§ **Rows**:
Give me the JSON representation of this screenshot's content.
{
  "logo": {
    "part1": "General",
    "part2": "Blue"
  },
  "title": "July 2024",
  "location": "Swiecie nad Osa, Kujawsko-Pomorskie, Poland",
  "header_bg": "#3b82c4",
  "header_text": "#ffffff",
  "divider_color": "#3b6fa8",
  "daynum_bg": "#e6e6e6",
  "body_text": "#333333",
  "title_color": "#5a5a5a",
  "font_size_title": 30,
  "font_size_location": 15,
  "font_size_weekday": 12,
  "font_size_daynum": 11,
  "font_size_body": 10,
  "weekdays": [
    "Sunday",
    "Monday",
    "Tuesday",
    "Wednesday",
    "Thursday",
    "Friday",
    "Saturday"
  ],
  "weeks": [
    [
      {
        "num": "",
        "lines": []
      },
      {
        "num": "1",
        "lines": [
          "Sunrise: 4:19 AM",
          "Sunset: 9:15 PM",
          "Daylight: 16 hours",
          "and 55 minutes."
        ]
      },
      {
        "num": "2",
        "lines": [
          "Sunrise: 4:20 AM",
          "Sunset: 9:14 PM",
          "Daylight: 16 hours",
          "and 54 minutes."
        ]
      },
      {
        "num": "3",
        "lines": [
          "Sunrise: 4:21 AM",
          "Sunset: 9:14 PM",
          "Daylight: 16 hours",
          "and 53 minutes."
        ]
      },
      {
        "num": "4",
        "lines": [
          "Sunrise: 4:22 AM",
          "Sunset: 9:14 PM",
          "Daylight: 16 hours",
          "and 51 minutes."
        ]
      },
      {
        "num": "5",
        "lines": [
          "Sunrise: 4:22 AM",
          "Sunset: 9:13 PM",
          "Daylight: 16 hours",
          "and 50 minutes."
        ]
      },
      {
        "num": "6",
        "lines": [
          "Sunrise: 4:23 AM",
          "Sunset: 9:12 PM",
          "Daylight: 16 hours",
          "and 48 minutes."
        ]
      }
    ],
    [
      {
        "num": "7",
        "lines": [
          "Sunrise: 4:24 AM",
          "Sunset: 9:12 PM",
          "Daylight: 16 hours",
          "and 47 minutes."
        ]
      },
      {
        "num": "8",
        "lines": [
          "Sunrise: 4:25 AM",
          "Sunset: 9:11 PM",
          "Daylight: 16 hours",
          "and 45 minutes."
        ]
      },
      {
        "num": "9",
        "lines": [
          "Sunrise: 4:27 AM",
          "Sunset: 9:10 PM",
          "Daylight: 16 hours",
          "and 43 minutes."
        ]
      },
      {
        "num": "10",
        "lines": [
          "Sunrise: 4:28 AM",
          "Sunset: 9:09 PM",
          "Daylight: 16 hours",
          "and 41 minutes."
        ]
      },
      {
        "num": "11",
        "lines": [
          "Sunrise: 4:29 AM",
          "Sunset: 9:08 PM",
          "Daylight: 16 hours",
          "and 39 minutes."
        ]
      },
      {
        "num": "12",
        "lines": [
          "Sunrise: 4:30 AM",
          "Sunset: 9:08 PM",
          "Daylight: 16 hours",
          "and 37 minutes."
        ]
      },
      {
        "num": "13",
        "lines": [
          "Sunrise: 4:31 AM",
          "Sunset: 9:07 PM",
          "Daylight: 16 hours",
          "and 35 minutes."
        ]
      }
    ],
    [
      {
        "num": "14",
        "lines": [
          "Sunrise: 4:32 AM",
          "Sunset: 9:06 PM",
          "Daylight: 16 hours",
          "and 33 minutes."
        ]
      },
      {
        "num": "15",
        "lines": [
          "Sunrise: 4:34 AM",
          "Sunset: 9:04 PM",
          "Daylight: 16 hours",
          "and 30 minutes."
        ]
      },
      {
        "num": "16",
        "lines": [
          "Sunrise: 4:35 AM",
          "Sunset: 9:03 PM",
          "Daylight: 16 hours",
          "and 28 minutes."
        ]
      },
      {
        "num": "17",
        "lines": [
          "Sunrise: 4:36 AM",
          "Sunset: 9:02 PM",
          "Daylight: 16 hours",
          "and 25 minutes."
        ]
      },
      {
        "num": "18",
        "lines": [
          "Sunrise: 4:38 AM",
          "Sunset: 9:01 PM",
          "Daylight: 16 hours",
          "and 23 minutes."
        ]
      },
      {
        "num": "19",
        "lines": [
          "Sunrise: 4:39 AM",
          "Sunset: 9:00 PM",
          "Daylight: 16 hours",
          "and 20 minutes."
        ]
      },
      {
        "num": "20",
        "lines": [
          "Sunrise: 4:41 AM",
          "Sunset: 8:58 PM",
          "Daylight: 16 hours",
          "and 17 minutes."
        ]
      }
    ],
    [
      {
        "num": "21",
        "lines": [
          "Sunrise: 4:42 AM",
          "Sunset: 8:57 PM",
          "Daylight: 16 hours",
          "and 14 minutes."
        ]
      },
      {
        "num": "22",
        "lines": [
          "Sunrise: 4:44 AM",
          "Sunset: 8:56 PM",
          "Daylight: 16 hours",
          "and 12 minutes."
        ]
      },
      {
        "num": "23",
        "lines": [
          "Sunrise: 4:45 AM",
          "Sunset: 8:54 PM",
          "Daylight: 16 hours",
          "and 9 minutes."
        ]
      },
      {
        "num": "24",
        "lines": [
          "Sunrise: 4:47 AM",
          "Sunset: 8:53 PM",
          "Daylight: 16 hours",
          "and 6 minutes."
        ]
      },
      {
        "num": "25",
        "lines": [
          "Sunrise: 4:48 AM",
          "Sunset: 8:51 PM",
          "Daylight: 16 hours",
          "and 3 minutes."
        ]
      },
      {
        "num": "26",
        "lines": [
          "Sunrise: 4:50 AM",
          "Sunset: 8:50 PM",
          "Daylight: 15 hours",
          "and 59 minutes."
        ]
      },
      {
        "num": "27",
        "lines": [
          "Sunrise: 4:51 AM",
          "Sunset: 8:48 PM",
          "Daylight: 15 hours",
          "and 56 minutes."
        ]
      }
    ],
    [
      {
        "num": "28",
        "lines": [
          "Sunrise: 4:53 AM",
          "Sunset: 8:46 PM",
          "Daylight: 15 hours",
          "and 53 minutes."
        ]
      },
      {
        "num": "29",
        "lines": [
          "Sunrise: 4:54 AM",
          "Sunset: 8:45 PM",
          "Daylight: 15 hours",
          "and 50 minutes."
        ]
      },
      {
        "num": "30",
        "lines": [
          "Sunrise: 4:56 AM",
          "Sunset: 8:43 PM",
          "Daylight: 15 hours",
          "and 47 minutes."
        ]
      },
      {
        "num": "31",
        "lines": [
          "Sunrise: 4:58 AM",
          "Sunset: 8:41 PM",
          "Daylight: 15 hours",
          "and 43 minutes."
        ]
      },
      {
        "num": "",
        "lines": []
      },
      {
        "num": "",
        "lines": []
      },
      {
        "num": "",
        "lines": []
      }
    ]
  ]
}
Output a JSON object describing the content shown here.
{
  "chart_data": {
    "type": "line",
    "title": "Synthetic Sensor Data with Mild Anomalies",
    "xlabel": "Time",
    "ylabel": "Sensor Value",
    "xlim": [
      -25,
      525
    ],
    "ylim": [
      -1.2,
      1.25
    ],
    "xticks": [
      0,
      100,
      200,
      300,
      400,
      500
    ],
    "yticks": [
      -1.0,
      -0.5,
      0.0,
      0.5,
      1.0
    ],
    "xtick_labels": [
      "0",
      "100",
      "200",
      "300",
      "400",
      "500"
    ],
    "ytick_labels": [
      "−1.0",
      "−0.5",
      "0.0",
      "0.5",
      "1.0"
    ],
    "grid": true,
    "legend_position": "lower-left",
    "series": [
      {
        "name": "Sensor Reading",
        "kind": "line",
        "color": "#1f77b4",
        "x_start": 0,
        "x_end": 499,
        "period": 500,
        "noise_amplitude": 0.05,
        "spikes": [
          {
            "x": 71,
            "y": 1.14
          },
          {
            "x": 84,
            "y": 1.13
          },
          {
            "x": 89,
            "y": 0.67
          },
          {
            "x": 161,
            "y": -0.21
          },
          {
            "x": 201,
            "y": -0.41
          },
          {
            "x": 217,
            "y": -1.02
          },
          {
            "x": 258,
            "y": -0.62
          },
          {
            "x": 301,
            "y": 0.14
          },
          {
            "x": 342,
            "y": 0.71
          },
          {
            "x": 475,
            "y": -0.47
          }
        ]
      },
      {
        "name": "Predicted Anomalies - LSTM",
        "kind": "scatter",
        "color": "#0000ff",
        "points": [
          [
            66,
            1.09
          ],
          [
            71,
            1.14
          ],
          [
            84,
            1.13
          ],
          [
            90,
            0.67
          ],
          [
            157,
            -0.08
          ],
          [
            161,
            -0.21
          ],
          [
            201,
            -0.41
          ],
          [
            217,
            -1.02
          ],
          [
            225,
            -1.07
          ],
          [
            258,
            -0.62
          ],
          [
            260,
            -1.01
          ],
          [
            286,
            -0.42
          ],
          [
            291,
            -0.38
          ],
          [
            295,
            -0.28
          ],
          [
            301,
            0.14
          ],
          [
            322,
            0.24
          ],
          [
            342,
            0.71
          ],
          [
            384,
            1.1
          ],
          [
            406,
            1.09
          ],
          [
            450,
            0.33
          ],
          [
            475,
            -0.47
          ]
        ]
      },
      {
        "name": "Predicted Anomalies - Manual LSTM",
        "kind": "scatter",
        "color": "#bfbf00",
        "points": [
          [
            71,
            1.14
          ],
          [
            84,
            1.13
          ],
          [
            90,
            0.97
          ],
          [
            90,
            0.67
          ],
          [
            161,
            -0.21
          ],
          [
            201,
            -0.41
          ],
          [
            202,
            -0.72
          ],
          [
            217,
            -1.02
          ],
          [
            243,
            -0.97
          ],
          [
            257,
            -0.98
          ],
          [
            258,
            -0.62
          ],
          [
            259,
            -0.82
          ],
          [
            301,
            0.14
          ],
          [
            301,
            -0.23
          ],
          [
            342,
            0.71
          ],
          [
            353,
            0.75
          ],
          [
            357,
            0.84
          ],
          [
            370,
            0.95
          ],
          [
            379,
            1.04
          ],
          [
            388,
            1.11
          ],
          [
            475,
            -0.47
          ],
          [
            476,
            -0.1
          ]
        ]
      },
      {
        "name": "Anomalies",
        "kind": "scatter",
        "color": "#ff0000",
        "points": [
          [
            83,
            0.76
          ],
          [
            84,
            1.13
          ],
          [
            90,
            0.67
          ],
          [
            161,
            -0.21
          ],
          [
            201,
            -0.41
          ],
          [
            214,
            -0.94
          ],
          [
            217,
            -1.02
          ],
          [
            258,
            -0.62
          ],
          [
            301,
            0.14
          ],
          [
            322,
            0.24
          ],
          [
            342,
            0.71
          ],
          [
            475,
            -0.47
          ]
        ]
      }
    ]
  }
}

§ **Goal**:
Work out how many lines of the listing above include the word "Anomalies". Reply with nothing but the count.

§ **Answer**:
4